(Written request): Extract each line of the data and write it out again exactly.

#### Records shown

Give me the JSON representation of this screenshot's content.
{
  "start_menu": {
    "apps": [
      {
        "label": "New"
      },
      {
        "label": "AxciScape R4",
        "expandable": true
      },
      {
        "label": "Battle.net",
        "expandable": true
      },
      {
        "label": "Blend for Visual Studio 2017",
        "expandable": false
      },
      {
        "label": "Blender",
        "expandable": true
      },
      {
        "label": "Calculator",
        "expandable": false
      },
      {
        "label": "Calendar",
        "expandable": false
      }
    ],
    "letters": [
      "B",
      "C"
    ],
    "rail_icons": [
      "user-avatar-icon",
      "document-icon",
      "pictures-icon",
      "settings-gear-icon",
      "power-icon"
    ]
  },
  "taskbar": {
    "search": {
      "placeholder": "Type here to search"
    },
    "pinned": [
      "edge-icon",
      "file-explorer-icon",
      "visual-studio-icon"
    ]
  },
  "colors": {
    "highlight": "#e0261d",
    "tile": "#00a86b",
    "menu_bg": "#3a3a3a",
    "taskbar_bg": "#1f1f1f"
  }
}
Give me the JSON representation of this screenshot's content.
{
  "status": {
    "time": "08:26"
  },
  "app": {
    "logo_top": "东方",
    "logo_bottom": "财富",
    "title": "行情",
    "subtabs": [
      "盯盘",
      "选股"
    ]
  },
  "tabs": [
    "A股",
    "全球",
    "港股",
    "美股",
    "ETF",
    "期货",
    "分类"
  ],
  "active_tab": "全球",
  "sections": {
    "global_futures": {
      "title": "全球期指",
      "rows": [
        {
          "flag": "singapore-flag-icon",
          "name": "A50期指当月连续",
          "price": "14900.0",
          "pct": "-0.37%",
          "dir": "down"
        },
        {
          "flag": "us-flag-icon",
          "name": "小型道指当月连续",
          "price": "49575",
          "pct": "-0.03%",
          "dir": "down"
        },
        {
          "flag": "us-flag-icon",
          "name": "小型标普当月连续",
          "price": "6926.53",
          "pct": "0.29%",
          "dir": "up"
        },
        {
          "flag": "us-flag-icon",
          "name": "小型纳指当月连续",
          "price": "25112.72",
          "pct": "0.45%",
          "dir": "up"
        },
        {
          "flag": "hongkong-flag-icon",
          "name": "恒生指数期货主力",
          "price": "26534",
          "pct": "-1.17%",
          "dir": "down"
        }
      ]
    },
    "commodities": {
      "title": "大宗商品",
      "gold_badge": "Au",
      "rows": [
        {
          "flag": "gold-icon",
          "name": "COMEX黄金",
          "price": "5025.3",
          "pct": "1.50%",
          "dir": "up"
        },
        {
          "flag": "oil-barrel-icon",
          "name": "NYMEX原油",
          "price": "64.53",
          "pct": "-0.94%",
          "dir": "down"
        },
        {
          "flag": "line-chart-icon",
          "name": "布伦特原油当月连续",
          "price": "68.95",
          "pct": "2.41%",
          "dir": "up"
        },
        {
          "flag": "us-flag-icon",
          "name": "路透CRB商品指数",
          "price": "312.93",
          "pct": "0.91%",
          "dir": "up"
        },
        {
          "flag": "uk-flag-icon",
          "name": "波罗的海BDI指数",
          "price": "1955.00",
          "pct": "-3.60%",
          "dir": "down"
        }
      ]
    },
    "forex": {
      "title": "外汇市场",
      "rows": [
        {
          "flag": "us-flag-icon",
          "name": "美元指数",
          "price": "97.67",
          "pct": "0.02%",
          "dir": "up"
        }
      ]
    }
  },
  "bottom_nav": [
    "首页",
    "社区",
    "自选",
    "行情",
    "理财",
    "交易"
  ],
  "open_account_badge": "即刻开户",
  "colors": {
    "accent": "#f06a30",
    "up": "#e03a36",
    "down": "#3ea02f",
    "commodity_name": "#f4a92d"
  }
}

########

(The output):
Give me the JSON representation of this screenshot's content.
{
  "start_menu": {
    "apps": [
      {
        "label": "New"
      },
      {
        "label": "AxciScape R4",
        "expandable": true
      },
      {
        "label": "Battle.net",
        "expandable": true
      },
      {
        "label": "Blend for Visual Studio 2017",
        "expandable": false
      },
      {
        "label": "Blender",
        "expandable": true
      },
      {
        "label": "Calculator",
        "expandable": false
      },
      {
        "label": "Calendar",
        "expandable": false
      }
    ],
    "letters": [
      "B",
      "C"
    ],
    "rail_icons": [
      "user-avatar-icon",
      "document-icon",
      "pictures-icon",
      "settings-gear-icon",
      "power-icon"
    ]
  },
  "taskbar": {
    "search": {
      "placeholder": "Type here to search"
    },
    "pinned": [
      "edge-icon",
      "file-explorer-icon",
      "visual-studio-icon"
    ]
  },
  "colors": {
    "highlight": "#e0261d",
    "tile": "#00a86b",
    "menu_bg": "#3a3a3a",
    "taskbar_bg": "#1f1f1f"
  }
}
Give me the JSON representation of this screenshot's content.
{
  "status": {
    "time": "08:26"
  },
  "app": {
    "logo_top": "东方",
    "logo_bottom": "财富",
    "title": "行情",
    "subtabs": [
      "盯盘",
      "选股"
    ]
  },
  "tabs": [
    "A股",
    "全球",
    "港股",
    "美股",
    "ETF",
    "期货",
    "分类"
  ],
  "active_tab": "全球",
  "sections": {
    "global_futures": {
      "title": "全球期指",
      "rows": [
        {
          "flag": "singapore-flag-icon",
          "name": "A50期指当月连续",
          "price": "14900.0",
          "pct": "-0.37%",
          "dir": "down"
        },
        {
          "flag": "us-flag-icon",
          "name": "小型道指当月连续",
          "price": "49575",
          "pct": "-0.03%",
          "dir": "down"
        },
        {
          "flag": "us-flag-icon",
          "name": "小型标普当月连续",
          "price": "6926.53",
          "pct": "0.29%",
          "dir": "up"
        },
        {
          "flag": "us-flag-icon",
          "name": "小型纳指当月连续",
          "price": "25112.72",
          "pct": "0.45%",
          "dir": "up"
        },
        {
          "flag": "hongkong-flag-icon",
          "name": "恒生指数期货主力",
          "price": "26534",
          "pct": "-1.17%",
          "dir": "down"
        }
      ]
    },
    "commodities": {
      "title": "大宗商品",
      "gold_badge": "Au",
      "rows": [
        {
          "flag": "gold-icon",
          "name": "COMEX黄金",
          "price": "5025.3",
          "pct": "1.50%",
          "dir": "up"
        },
        {
          "flag": "oil-barrel-icon",
          "name": "NYMEX原油",
          "price": "64.53",
          "pct": "-0.94%",
          "dir": "down"
        },
        {
          "flag": "line-chart-icon",
          "name": "布伦特原油当月连续",
          "price": "68.95",
          "pct": "2.41%",
          "dir": "up"
        },
        {
          "flag": "us-flag-icon",
          "name": "路透CRB商品指数",
          "price": "312.93",
          "pct": "0.91%",
          "dir": "up"
        },
        {
          "flag": "uk-flag-icon",
          "name": "波罗的海BDI指数",
          "price": "1955.00",
          "pct": "-3.60%",
          "dir": "down"
        }
      ]
    },
    "forex": {
      "title": "外汇市场",
      "rows": [
        {
          "flag": "us-flag-icon",
          "name": "美元指数",
          "price": "97.67",
          "pct": "0.02%",
          "dir": "up"
        }
      ]
    }
  },
  "bottom_nav": [
    "首页",
    "社区",
    "自选",
    "行情",
    "理财",
    "交易"
  ],
  "open_account_badge": "即刻开户",
  "colors": {
    "accent": "#f06a30",
    "up": "#e03a36",
    "down": "#3ea02f",
    "commodity_name": "#f4a92d"
  }
}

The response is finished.